# [Instruction]
Please quote every line word for word.

# [Data]
[start]
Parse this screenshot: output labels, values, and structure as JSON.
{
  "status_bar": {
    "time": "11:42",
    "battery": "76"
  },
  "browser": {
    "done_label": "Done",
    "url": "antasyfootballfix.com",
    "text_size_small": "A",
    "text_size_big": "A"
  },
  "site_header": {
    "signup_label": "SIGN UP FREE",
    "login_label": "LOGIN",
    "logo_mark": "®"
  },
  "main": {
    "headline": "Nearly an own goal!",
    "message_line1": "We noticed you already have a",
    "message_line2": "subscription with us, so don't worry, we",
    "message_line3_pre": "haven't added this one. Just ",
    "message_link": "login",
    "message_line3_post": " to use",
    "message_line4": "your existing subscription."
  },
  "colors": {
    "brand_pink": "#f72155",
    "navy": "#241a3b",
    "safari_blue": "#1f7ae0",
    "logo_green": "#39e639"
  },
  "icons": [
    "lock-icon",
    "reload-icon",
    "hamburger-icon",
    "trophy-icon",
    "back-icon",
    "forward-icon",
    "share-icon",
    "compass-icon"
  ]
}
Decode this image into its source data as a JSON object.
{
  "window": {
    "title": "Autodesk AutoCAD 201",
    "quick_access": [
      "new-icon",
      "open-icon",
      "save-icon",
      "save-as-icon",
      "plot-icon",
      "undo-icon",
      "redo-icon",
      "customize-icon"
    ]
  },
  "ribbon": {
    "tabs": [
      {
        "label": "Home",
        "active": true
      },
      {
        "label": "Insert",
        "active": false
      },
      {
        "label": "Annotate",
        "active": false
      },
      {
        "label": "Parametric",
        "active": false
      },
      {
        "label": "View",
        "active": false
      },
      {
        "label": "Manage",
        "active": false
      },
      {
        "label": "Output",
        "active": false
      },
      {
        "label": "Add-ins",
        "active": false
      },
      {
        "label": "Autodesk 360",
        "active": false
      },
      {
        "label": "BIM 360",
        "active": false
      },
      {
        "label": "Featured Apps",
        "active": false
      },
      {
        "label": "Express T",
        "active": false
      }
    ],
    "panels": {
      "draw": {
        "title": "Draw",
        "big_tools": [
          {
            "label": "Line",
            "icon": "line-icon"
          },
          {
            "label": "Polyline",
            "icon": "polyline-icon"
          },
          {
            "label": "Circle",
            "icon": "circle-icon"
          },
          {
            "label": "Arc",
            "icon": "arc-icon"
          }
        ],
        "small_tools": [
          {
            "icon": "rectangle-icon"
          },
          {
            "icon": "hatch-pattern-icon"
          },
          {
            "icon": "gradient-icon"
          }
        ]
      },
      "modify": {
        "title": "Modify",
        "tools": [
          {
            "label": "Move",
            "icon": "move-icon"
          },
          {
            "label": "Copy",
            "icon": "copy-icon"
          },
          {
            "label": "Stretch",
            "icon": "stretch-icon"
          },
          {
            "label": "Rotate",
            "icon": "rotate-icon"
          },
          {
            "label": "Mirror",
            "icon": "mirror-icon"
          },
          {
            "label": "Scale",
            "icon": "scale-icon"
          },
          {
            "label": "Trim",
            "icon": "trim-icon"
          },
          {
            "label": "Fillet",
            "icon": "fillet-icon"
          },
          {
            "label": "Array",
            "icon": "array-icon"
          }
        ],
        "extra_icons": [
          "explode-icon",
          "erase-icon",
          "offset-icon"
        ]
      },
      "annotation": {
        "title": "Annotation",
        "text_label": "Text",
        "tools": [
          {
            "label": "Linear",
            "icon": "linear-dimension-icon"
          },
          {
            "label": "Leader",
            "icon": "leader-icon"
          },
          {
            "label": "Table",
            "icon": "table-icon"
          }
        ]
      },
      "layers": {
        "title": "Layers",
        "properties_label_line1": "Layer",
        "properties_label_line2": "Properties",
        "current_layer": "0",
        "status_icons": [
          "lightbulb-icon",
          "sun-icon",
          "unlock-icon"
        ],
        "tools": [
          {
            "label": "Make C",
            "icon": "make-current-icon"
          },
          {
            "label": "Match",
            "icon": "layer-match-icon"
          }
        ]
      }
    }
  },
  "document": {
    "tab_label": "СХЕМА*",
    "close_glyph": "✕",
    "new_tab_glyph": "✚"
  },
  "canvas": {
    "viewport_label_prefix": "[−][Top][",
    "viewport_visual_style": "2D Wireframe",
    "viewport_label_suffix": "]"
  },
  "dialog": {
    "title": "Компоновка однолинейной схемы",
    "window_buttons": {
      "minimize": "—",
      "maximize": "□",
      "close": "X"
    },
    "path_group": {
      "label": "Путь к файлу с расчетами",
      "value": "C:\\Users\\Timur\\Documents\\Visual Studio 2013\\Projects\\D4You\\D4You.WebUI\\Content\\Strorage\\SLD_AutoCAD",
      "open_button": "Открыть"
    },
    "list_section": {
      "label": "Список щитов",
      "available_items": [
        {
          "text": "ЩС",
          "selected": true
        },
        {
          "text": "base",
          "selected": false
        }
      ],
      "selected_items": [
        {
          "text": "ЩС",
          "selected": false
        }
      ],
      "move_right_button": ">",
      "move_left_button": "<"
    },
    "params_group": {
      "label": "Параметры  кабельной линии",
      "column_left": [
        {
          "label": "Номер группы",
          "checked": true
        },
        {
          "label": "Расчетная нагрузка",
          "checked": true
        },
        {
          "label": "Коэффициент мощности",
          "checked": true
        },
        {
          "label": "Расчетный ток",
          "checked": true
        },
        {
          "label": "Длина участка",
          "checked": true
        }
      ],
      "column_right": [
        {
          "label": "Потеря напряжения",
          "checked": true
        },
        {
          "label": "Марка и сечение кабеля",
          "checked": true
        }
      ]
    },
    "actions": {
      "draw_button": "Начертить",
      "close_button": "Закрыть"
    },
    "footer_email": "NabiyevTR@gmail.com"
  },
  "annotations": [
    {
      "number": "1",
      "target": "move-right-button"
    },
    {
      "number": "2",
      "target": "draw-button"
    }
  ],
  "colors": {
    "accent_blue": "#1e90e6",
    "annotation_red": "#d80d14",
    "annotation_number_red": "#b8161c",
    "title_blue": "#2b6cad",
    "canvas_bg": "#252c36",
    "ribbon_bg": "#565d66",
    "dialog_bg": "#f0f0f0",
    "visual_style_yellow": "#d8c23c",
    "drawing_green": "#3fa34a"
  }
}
[end]
# [Output for this task]
Parse this screenshot: output labels, values, and structure as JSON.
{
  "status_bar": {
    "time": "11:42",
    "battery": "76"
  },
  "browser": {
    "done_label": "Done",
    "url": "antasyfootballfix.com",
    "text_size_small": "A",
    "text_size_big": "A"
  },
  "site_header": {
    "signup_label": "SIGN UP FREE",
    "login_label": "LOGIN",
    "logo_mark": "®"
  },
  "main": {
    "headline": "Nearly an own goal!",
    "message_line1": "We noticed you already have a",
    "message_line2": "subscription with us, so don't worry, we",
    "message_line3_pre": "haven't added this one. Just ",
    "message_link": "login",
    "message_line3_post": " to use",
    "message_line4": "your existing subscription."
  },
  "colors": {
    "brand_pink": "#f72155",
    "navy": "#241a3b",
    "safari_blue": "#1f7ae0",
    "logo_green": "#39e639"
  },
  "icons": [
    "lock-icon",
    "reload-icon",
    "hamburger-icon",
    "trophy-icon",
    "back-icon",
    "forward-icon",
    "share-icon",
    "compass-icon"
  ]
}
Decode this image into its source data as a JSON object.
{
  "window": {
    "title": "Autodesk AutoCAD 201",
    "quick_access": [
      "new-icon",
      "open-icon",
      "save-icon",
      "save-as-icon",
      "plot-icon",
      "undo-icon",
      "redo-icon",
      "customize-icon"
    ]
  },
  "ribbon": {
    "tabs": [
      {
        "label": "Home",
        "active": true
      },
      {
        "label": "Insert",
        "active": false
      },
      {
        "label": "Annotate",
        "active": false
      },
      {
        "label": "Parametric",
        "active": false
      },
      {
        "label": "View",
        "active": false
      },
      {
        "label": "Manage",
        "active": false
      },
      {
        "label": "Output",
        "active": false
      },
      {
        "label": "Add-ins",
        "active": false
      },
      {
        "label": "Autodesk 360",
        "active": false
      },
      {
        "label": "BIM 360",
        "active": false
      },
      {
        "label": "Featured Apps",
        "active": false
      },
      {
        "label": "Express T",
        "active": false
      }
    ],
    "panels": {
      "draw": {
        "title": "Draw",
        "big_tools": [
          {
            "label": "Line",
            "icon": "line-icon"
          },
          {
            "label": "Polyline",
            "icon": "polyline-icon"
          },
          {
            "label": "Circle",
            "icon": "circle-icon"
          },
          {
            "label": "Arc",
            "icon": "arc-icon"
          }
        ],
        "small_tools": [
          {
            "icon": "rectangle-icon"
          },
          {
            "icon": "hatch-pattern-icon"
          },
          {
            "icon": "gradient-icon"
          }
        ]
      },
      "modify": {
        "title": "Modify",
        "tools": [
          {
            "label": "Move",
            "icon": "move-icon"
          },
          {
            "label": "Copy",
            "icon": "copy-icon"
          },
          {
            "label": "Stretch",
            "icon": "stretch-icon"
          },
          {
            "label": "Rotate",
            "icon": "rotate-icon"
          },
          {
            "label": "Mirror",
            "icon": "mirror-icon"
          },
          {
            "label": "Scale",
            "icon": "scale-icon"
          },
          {
            "label": "Trim",
            "icon": "trim-icon"
          },
          {
            "label": "Fillet",
            "icon": "fillet-icon"
          },
          {
            "label": "Array",
            "icon": "array-icon"
          }
        ],
        "extra_icons": [
          "explode-icon",
          "erase-icon",
          "offset-icon"
        ]
      },
      "annotation": {
        "title": "Annotation",
        "text_label": "Text",
        "tools": [
          {
            "label": "Linear",
            "icon": "linear-dimension-icon"
          },
          {
            "label": "Leader",
            "icon": "leader-icon"
          },
          {
            "label": "Table",
            "icon": "table-icon"
          }
        ]
      },
      "layers": {
        "title": "Layers",
        "properties_label_line1": "Layer",
        "properties_label_line2": "Properties",
        "current_layer": "0",
        "status_icons": [
          "lightbulb-icon",
          "sun-icon",
          "unlock-icon"
        ],
        "tools": [
          {
            "label": "Make C",
            "icon": "make-current-icon"
          },
          {
            "label": "Match",
            "icon": "layer-match-icon"
          }
        ]
      }
    }
  },
  "document": {
    "tab_label": "СХЕМА*",
    "close_glyph": "✕",
    "new_tab_glyph": "✚"
  },
  "canvas": {
    "viewport_label_prefix": "[−][Top][",
    "viewport_visual_style": "2D Wireframe",
    "viewport_label_suffix": "]"
  },
  "dialog": {
    "title": "Компоновка однолинейной схемы",
    "window_buttons": {
      "minimize": "—",
      "maximize": "□",
      "close": "X"
    },
    "path_group": {
      "label": "Путь к файлу с расчетами",
      "value": "C:\\Users\\Timur\\Documents\\Visual Studio 2013\\Projects\\D4You\\D4You.WebUI\\Content\\Strorage\\SLD_AutoCAD",
      "open_button": "Открыть"
    },
    "list_section": {
      "label": "Список щитов",
      "available_items": [
        {
          "text": "ЩС",
          "selected": true
        },
        {
          "text": "base",
          "selected": false
        }
      ],
      "selected_items": [
        {
          "text": "ЩС",
          "selected": false
        }
      ],
      "move_right_button": ">",
      "move_left_button": "<"
    },
    "params_group": {
      "label": "Параметры  кабельной линии",
      "column_left": [
        {
          "label": "Номер группы",
          "checked": true
        },
        {
          "label": "Расчетная нагрузка",
          "checked": true
        },
        {
          "label": "Коэффициент мощности",
          "checked": true
        },
        {
          "label": "Расчетный ток",
          "checked": true
        },
        {
          "label": "Длина участка",
          "checked": true
        }
      ],
      "column_right": [
        {
          "label": "Потеря напряжения",
          "checked": true
        },
        {
          "label": "Марка и сечение кабеля",
          "checked": true
        }
      ]
    },
    "actions": {
      "draw_button": "Начертить",
      "close_button": "Закрыть"
    },
    "footer_email": "NabiyevTR@gmail.com"
  },
  "annotations": [
    {
      "number": "1",
      "target": "move-right-button"
    },
    {
      "number": "2",
      "target": "draw-button"
    }
  ],
  "colors": {
    "accent_blue": "#1e90e6",
    "annotation_red": "#d80d14",
    "annotation_number_red": "#b8161c",
    "title_blue": "#2b6cad",
    "canvas_bg": "#252c36",
    "ribbon_bg": "#565d66",
    "dialog_bg": "#f0f0f0",
    "visual_style_yellow": "#d8c23c",
    "drawing_green": "#3fa34a"
  }
}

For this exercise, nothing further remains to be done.